Exercise -> From the text on raised-bed farming, write out word for word the passage that begins at the words "PRB-based cultivation helped" and stops after "every crop sowing.".

Excerpt to read ->
▼

Innovative Farming : Pakissan.com
Progressive growers like Haji Nadeem Shah eagerly adopt innovative ways of farming. Recently, he tried a relatively new method of cultivating wheat, sunflower and cotton on 14 acres.

The technique is called permanent raised beds (PRBs). Facing a shortage of irrigation water as his farm is located at the tail-end region of the canal, he opted for PRB and drip irrigation.

PRB-based cultivation helped Shah in conserving water and getting better productivity of all three crops.

He proposes that farmers in Sindh consider this option by looking at its cost and benefits. Growers don’t need to prepare land, which is time-consuming and involves considerable expenses before every crop sowing.

The growth of weeds on raised beds can be tackled by using weedicide. Otherwise, weeds and left over roots of the preceding crop can serve as a source of organic fertiliser.

Time is crucial for getting good crop yields, and late sowing compromises per acre productivity.

▲

[Data records]

▼

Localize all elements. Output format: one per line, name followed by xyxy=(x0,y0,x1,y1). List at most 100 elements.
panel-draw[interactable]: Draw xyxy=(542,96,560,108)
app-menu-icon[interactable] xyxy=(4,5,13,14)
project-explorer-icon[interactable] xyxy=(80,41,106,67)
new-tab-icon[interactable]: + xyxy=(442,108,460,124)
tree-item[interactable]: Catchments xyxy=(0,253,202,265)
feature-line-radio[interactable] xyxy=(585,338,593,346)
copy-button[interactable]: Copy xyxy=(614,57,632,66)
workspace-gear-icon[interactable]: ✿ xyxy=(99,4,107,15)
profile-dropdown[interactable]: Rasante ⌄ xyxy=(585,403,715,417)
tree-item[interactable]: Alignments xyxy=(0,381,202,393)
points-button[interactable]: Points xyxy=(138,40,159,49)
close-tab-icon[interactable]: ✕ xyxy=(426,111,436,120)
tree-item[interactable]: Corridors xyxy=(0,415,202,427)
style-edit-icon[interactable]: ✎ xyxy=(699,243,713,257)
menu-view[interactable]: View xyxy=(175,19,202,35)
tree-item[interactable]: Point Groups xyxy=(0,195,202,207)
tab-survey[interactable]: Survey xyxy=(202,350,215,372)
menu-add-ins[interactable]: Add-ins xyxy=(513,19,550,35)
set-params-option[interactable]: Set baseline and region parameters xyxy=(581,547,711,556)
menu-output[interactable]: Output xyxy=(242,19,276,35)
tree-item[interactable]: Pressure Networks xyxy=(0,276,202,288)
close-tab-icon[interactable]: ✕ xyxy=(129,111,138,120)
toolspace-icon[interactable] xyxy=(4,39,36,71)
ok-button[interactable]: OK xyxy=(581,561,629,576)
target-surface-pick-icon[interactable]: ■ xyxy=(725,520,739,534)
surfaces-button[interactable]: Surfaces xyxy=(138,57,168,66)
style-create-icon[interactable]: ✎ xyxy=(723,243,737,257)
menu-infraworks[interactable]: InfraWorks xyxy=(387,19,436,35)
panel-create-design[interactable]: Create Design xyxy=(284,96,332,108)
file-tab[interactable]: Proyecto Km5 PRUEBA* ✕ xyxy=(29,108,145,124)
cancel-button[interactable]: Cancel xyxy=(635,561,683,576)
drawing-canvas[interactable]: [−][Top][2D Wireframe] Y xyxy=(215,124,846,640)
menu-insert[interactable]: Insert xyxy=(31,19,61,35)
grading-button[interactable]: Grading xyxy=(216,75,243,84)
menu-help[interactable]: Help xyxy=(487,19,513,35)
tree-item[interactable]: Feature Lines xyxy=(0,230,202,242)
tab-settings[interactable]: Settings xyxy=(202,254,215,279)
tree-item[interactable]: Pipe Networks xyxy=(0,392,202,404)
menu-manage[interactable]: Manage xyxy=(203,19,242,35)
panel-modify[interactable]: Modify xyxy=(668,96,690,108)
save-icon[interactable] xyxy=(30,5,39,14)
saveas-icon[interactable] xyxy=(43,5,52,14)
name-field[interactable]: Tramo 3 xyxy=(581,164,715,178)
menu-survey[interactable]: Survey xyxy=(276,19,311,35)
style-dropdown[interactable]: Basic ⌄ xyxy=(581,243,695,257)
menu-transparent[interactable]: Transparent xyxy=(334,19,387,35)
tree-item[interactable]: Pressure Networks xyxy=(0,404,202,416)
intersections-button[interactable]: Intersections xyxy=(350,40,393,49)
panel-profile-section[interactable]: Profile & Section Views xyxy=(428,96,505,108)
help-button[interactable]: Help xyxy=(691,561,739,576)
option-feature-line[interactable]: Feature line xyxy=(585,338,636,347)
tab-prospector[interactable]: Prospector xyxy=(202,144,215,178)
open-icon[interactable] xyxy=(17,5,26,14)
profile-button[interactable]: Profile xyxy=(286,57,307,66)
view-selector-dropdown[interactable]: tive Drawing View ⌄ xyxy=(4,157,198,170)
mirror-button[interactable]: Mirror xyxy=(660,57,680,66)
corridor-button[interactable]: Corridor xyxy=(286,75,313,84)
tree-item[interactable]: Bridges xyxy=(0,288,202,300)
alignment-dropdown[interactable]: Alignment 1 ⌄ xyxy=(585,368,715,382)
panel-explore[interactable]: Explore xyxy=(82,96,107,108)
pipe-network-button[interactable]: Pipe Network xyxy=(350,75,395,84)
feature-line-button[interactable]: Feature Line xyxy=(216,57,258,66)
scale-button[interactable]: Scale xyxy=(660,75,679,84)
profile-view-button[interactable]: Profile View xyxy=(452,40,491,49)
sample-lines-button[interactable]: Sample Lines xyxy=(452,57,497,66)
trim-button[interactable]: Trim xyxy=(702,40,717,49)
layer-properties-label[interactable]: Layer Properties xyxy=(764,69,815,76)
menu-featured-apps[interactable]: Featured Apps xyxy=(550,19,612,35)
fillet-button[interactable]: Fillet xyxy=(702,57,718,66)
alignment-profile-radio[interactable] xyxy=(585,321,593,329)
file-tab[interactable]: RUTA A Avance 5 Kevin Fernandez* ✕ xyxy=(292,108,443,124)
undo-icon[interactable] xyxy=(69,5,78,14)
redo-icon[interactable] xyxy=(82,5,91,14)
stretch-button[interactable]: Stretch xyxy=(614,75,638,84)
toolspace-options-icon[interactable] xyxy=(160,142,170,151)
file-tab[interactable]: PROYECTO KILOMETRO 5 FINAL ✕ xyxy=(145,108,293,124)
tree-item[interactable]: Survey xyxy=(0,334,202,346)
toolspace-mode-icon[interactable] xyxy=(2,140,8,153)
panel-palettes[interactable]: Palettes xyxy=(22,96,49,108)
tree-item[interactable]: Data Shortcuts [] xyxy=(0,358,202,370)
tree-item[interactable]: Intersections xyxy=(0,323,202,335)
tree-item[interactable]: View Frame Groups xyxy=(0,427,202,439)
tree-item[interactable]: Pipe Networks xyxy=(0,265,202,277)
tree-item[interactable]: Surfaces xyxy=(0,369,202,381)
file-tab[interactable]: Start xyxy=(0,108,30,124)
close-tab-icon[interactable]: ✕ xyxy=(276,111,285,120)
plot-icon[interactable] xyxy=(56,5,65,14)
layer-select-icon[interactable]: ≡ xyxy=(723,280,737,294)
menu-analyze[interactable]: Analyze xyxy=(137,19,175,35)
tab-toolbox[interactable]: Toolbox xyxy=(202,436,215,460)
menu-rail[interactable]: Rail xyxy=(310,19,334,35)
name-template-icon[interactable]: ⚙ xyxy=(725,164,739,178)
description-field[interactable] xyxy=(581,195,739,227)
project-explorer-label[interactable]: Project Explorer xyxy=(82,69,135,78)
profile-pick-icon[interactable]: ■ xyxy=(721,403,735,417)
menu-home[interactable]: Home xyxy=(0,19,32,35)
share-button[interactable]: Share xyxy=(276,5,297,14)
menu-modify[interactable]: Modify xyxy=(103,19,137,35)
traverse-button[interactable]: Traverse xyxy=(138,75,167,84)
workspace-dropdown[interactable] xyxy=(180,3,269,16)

▲

Response below ->
PRB-based cultivation helped Shah in conserving water and getting better productivity of all three crops.

He proposes that farmers in Sindh consider this option by looking at its cost and benefits. Growers don’t need to prepare land, which is time-consuming and involves considerable expenses before every crop sowing.